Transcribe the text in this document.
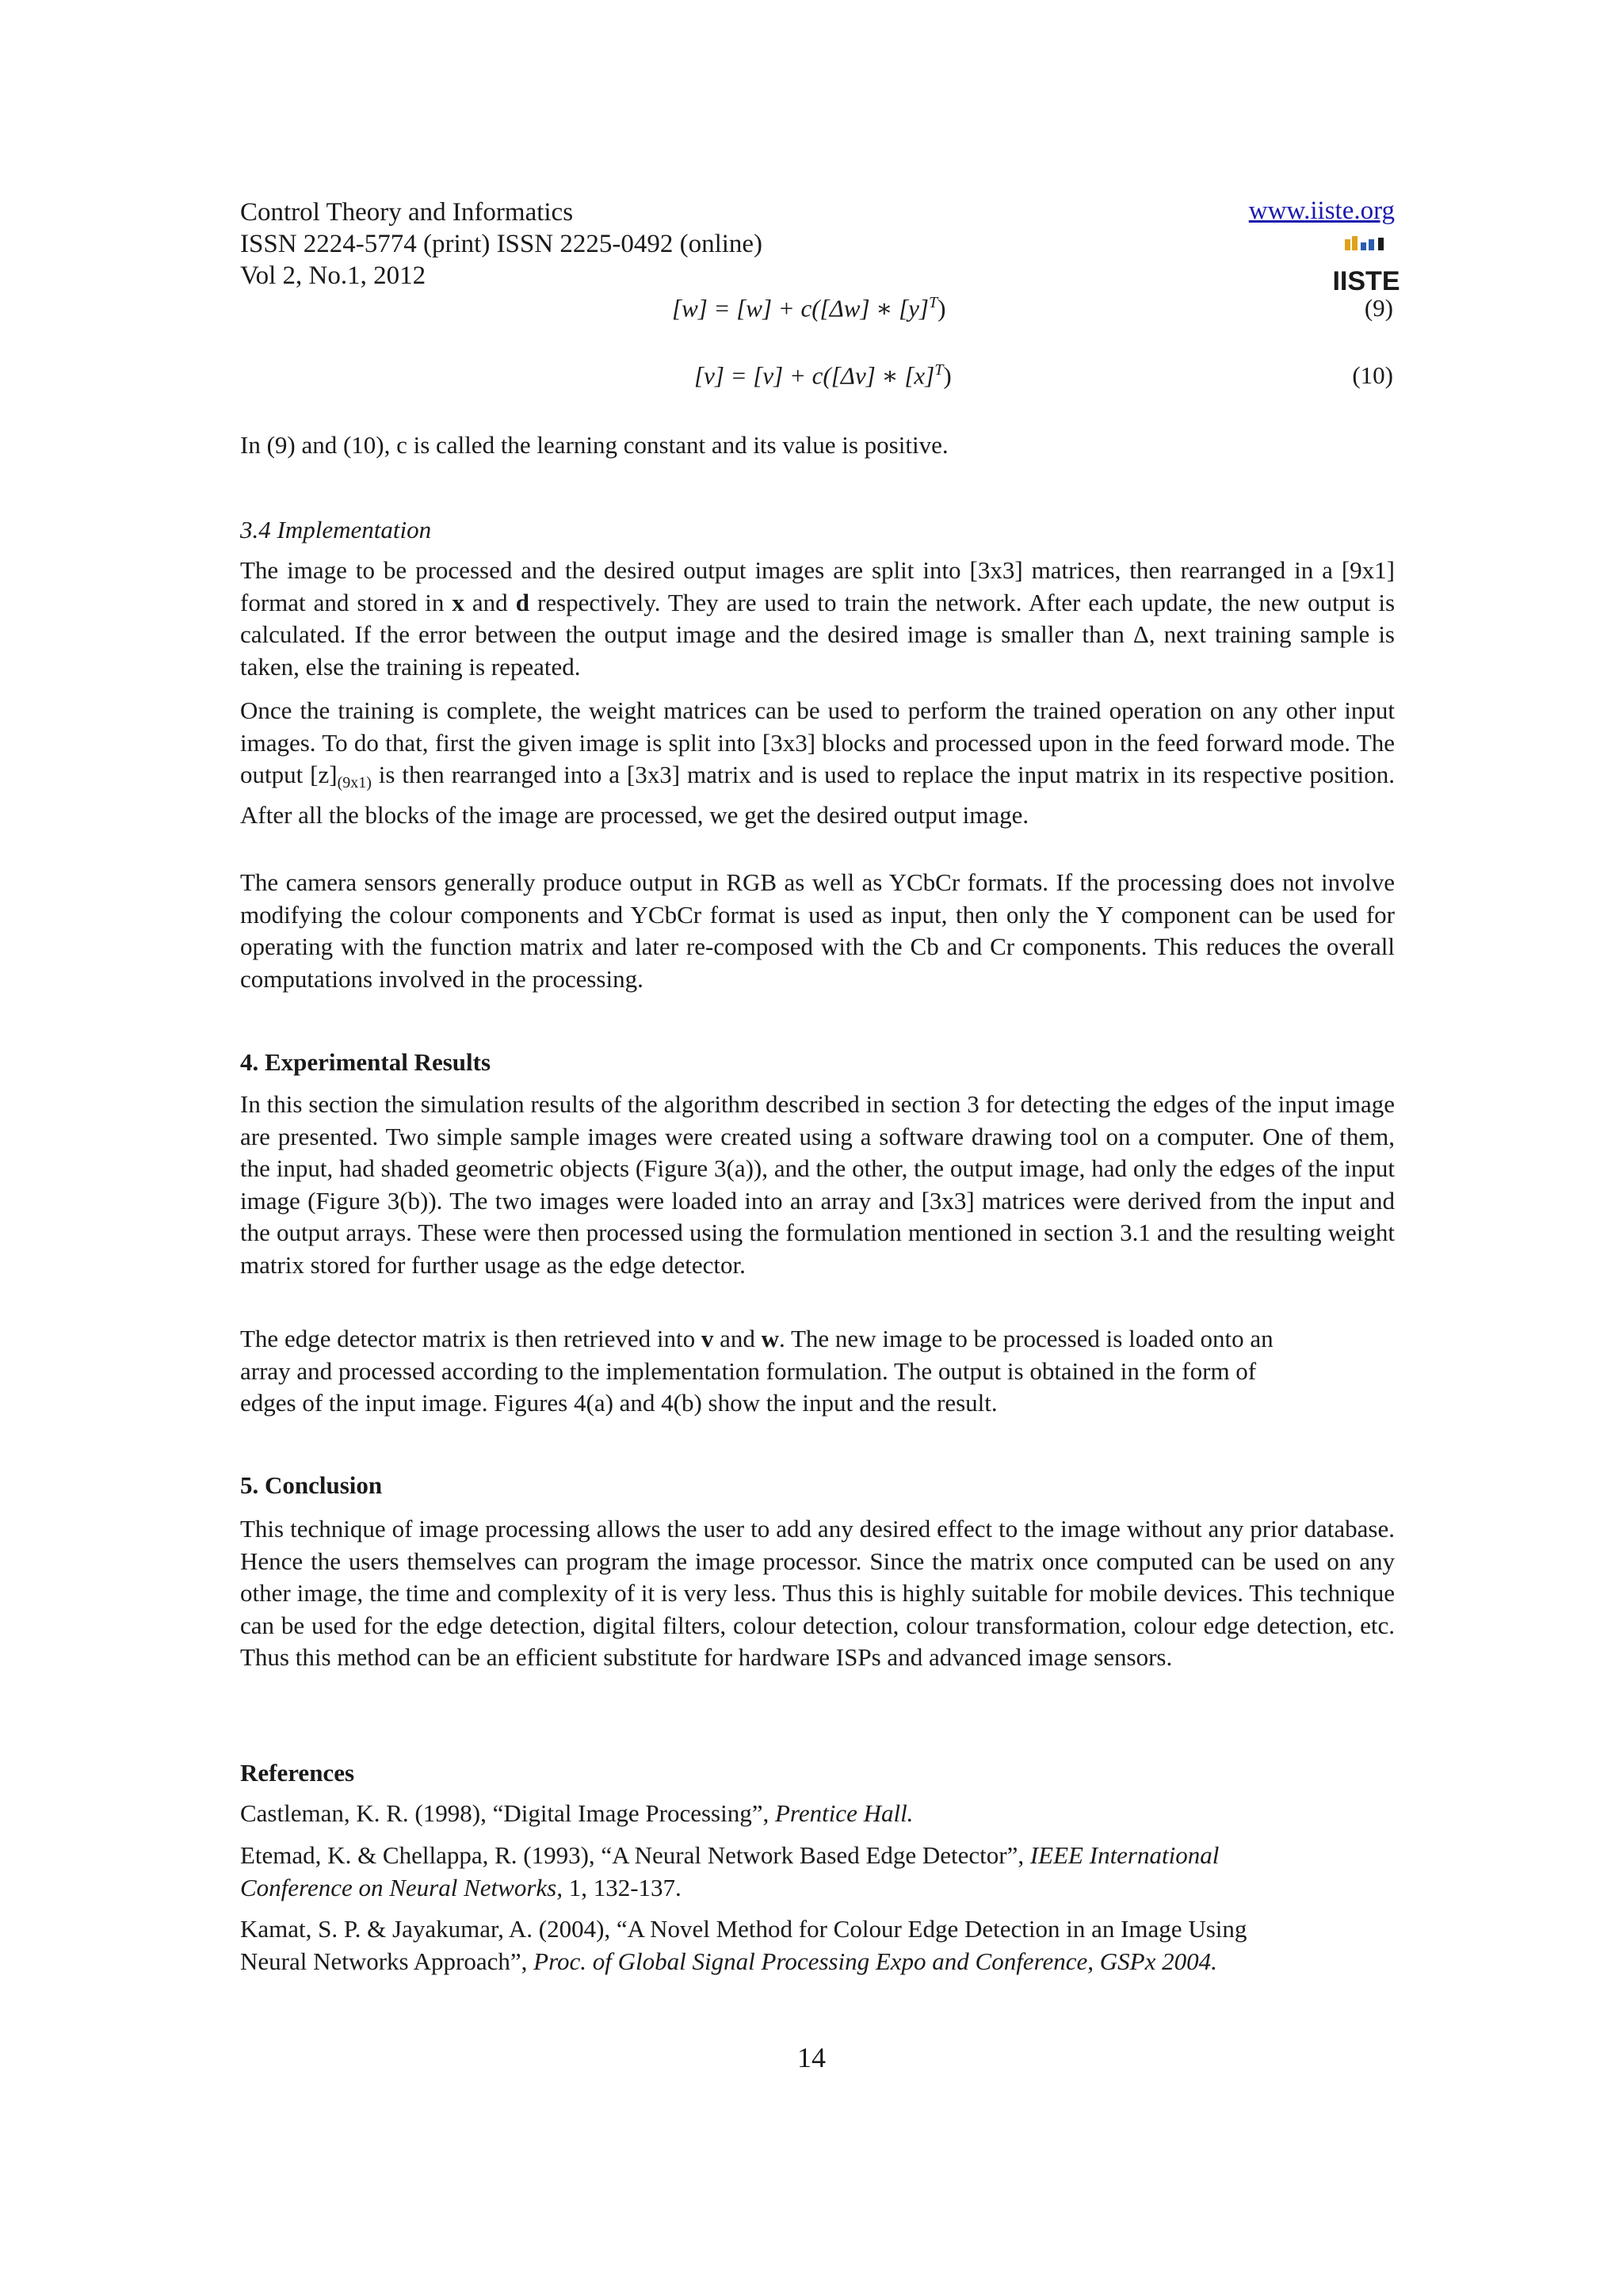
Control Theory and Informatics
ISSN 2224-5774 (print) ISSN 2225-0492 (online)
Vol 2, No.1, 2012
www.iiste.org
IISTE
[w] = [w] + c([Δw] ∗ $[y]^T$)	(9)
[v] = [v] + c([Δv] ∗ $[x]^T$)	(10)
In (9) and (10), c is called the learning constant and its value is positive.
3.4 Implementation

The image to be processed and the desired output images are split into [3x3] matrices, then rearranged in a [9x1] format and stored in x and d respectively. They are used to train the network. After each update, the new output is calculated. If the error between the output image and the desired image is smaller than Δ, next training sample is taken, else the training is repeated.

Once the training is complete, the weight matrices can be used to perform the trained operation on any other input images. To do that, first the given image is split into [3x3] blocks and processed upon in the feed forward mode. The output $[z]_{(9x1)}$ is then rearranged into a [3x3] matrix and is used to replace the input matrix in its respective position. After all the blocks of the image are processed, we get the desired output image.

The camera sensors generally produce output in RGB as well as YCbCr formats. If the processing does not involve modifying the colour components and YCbCr format is used as input, then only the Y component can be used for operating with the function matrix and later re-composed with the Cb and Cr components. This reduces the overall computations involved in the processing.
4. Experimental Results
In this section the simulation results of the algorithm described in section 3 for detecting the edges of the input image are presented. Two simple sample images were created using a software drawing tool on a computer. One of them, the input, had shaded geometric objects (Figure 3(a)), and the other, the output image, had only the edges of the input image (Figure 3(b)). The two images were loaded into an array and [3x3] matrices were derived from the input and the output arrays. These were then processed using the formulation mentioned in section 3.1 and the resulting weight matrix stored for further usage as the edge detector.
The edge detector matrix is then retrieved into v and w. The new image to be processed is loaded onto an
array and processed according to the implementation formulation. The output is obtained in the form of
edges of the input image. Figures 4(a) and 4(b) show the input and the result.
5. Conclusion
This technique of image processing allows the user to add any desired effect to the image without any prior database. Hence the users themselves can program the image processor. Since the matrix once computed can be used on any other image, the time and complexity of it is very less. Thus this is highly suitable for mobile devices. This technique can be used for the edge detection, digital filters, colour detection, colour transformation, colour edge detection, etc. Thus this method can be an efficient substitute for hardware ISPs and advanced image sensors.
References
Castleman, K. R. (1998), “Digital Image Processing”, Prentice Hall.
Etemad, K. & Chellappa, R. (1993), “A Neural Network Based Edge Detector”, IEEE International
Conference on Neural Networks, 1, 132-137.
Kamat, S. P. & Jayakumar, A. (2004), “A Novel Method for Colour Edge Detection in an Image Using
Neural Networks Approach”, Proc. of Global Signal Processing Expo and Conference, GSPx 2004.
14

**Written task**
Give every record again exactly, apart from the pictures, which stay out.

**Answer to this exercise**
Transcribe the text in this document.
Control Theory and Informatics
ISSN 2224-5774 (print) ISSN 2225-0492 (online)
Vol 2, No.1, 2012
www.iiste.org
IISTE
[w] = [w] + c([Δw] ∗ $[y]^T$)	(9)
[v] = [v] + c([Δv] ∗ $[x]^T$)	(10)
In (9) and (10), c is called the learning constant and its value is positive.
3.4 Implementation

The image to be processed and the desired output images are split into [3x3] matrices, then rearranged in a [9x1] format and stored in x and d respectively. They are used to train the network. After each update, the new output is calculated. If the error between the output image and the desired image is smaller than Δ, next training sample is taken, else the training is repeated.

Once the training is complete, the weight matrices can be used to perform the trained operation on any other input images. To do that, first the given image is split into [3x3] blocks and processed upon in the feed forward mode. The output $[z]_{(9x1)}$ is then rearranged into a [3x3] matrix and is used to replace the input matrix in its respective position. After all the blocks of the image are processed, we get the desired output image.

The camera sensors generally produce output in RGB as well as YCbCr formats. If the processing does not involve modifying the colour components and YCbCr format is used as input, then only the Y component can be used for operating with the function matrix and later re-composed with the Cb and Cr components. This reduces the overall computations involved in the processing.
4. Experimental Results
In this section the simulation results of the algorithm described in section 3 for detecting the edges of the input image are presented. Two simple sample images were created using a software drawing tool on a computer. One of them, the input, had shaded geometric objects (Figure 3(a)), and the other, the output image, had only the edges of the input image (Figure 3(b)). The two images were loaded into an array and [3x3] matrices were derived from the input and the output arrays. These were then processed using the formulation mentioned in section 3.1 and the resulting weight matrix stored for further usage as the edge detector.
The edge detector matrix is then retrieved into v and w. The new image to be processed is loaded onto an
array and processed according to the implementation formulation. The output is obtained in the form of
edges of the input image. Figures 4(a) and 4(b) show the input and the result.
5. Conclusion
This technique of image processing allows the user to add any desired effect to the image without any prior database. Hence the users themselves can program the image processor. Since the matrix once computed can be used on any other image, the time and complexity of it is very less. Thus this is highly suitable for mobile devices. This technique can be used for the edge detection, digital filters, colour detection, colour transformation, colour edge detection, etc. Thus this method can be an efficient substitute for hardware ISPs and advanced image sensors.
References
Castleman, K. R. (1998), “Digital Image Processing”, Prentice Hall.
Etemad, K. & Chellappa, R. (1993), “A Neural Network Based Edge Detector”, IEEE International
Conference on Neural Networks, 1, 132-137.
Kamat, S. P. & Jayakumar, A. (2004), “A Novel Method for Colour Edge Detection in an Image Using
Neural Networks Approach”, Proc. of Global Signal Processing Expo and Conference, GSPx 2004.
14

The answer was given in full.